Below are the records; copy each line in them that holds the word "color".

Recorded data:

--- BEGIN ---

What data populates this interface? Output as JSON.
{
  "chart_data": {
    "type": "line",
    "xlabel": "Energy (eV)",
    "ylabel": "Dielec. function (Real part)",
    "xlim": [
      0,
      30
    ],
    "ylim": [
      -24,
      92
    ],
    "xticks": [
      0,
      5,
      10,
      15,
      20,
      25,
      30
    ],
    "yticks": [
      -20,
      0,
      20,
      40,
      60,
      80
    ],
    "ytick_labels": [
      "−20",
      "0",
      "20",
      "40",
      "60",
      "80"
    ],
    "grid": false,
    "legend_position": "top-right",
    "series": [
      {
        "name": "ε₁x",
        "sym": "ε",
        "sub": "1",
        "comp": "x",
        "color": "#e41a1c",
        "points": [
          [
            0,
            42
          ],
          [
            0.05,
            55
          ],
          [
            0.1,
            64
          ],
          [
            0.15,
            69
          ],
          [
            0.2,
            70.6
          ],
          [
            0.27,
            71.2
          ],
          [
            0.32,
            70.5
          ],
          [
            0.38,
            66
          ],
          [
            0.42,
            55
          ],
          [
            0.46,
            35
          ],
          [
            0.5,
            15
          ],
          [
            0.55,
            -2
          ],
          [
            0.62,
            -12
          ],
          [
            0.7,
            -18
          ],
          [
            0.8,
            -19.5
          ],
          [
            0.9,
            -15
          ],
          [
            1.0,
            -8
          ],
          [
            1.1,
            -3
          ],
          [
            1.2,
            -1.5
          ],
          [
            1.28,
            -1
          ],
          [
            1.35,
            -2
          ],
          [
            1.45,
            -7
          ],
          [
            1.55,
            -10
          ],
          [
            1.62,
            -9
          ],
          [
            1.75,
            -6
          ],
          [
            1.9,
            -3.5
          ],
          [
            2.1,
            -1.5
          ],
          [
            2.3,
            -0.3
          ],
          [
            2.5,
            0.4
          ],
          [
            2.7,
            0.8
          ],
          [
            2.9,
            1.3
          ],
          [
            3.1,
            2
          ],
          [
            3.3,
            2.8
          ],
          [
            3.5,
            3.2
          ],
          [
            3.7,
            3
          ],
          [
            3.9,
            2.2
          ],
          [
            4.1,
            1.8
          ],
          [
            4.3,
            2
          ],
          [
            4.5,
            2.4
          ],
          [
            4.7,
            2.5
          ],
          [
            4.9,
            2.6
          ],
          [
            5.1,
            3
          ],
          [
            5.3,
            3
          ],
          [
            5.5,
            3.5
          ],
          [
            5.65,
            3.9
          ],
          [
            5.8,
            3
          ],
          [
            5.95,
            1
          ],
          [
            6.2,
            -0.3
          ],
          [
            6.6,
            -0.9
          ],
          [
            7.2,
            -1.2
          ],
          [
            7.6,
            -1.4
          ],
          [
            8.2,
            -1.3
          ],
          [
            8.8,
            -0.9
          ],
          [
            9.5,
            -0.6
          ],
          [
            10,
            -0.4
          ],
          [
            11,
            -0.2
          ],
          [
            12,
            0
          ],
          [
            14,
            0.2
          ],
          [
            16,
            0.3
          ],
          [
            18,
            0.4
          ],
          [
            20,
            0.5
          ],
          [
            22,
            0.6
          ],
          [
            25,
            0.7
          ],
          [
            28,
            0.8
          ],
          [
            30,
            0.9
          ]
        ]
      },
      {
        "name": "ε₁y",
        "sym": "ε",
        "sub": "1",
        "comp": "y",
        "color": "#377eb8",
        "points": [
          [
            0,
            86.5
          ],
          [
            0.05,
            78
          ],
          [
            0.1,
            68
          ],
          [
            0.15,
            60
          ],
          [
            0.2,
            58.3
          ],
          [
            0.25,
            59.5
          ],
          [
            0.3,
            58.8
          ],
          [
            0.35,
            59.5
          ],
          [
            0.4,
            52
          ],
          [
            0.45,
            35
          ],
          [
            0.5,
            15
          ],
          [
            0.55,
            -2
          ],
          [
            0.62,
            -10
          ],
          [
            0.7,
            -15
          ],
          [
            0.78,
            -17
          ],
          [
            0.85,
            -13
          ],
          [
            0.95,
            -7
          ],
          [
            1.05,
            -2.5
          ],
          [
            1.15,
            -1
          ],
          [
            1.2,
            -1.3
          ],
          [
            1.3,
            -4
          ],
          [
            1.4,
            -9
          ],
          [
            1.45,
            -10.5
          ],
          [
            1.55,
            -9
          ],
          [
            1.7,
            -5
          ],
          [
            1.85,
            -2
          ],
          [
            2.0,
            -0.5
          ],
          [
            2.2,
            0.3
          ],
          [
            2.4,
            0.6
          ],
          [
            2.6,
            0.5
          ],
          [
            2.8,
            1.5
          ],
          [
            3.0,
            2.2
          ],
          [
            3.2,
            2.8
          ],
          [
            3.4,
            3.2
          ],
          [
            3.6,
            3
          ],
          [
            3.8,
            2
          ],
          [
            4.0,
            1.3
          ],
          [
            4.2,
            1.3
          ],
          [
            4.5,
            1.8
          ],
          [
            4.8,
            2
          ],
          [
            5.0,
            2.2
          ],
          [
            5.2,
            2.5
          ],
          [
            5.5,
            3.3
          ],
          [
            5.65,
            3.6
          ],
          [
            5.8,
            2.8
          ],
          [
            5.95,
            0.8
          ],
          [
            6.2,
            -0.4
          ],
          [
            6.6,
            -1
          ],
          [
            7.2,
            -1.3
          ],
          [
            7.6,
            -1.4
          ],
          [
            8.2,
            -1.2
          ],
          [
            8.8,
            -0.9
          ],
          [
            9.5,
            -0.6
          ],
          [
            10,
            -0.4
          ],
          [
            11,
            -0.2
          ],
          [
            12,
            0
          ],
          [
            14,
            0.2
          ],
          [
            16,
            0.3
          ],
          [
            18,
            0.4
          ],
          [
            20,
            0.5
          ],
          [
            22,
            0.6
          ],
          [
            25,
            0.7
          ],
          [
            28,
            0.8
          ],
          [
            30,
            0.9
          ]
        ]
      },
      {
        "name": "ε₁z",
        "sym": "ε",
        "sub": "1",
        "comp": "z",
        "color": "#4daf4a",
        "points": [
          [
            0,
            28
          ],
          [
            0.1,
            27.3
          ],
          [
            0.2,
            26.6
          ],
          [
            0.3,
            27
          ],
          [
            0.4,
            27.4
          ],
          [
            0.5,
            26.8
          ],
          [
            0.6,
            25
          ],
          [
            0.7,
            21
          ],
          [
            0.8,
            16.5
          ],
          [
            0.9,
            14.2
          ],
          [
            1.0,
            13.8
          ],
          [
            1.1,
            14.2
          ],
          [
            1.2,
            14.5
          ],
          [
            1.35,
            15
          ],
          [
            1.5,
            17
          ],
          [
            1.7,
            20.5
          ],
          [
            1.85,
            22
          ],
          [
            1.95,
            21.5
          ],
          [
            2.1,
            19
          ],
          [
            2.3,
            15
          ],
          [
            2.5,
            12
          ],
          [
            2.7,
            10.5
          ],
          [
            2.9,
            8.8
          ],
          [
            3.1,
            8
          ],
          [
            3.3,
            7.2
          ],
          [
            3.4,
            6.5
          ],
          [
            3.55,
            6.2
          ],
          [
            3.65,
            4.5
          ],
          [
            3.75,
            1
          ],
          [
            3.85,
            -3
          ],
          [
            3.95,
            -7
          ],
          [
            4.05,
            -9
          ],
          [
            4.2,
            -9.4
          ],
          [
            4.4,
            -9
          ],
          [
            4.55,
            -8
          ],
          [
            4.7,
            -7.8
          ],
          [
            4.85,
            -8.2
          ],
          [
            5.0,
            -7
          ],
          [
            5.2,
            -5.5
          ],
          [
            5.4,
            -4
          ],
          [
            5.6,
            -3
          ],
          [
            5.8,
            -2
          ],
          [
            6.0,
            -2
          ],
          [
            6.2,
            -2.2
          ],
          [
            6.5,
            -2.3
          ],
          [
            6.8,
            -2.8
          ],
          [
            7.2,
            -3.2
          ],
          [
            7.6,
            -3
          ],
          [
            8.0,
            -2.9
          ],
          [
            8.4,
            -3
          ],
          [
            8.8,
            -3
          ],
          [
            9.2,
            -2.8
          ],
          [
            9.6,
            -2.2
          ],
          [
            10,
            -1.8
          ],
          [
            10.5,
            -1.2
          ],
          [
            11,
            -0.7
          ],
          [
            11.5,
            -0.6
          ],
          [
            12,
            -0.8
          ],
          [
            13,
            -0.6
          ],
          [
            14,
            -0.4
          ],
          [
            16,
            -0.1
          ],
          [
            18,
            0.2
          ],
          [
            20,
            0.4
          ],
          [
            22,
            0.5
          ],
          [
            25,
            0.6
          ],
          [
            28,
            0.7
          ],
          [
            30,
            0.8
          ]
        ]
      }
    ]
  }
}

--- END ---

◆ Result for this exercise:
        "color": "#e41a1c",
        "color": "#377eb8",
        "color": "#4daf4a",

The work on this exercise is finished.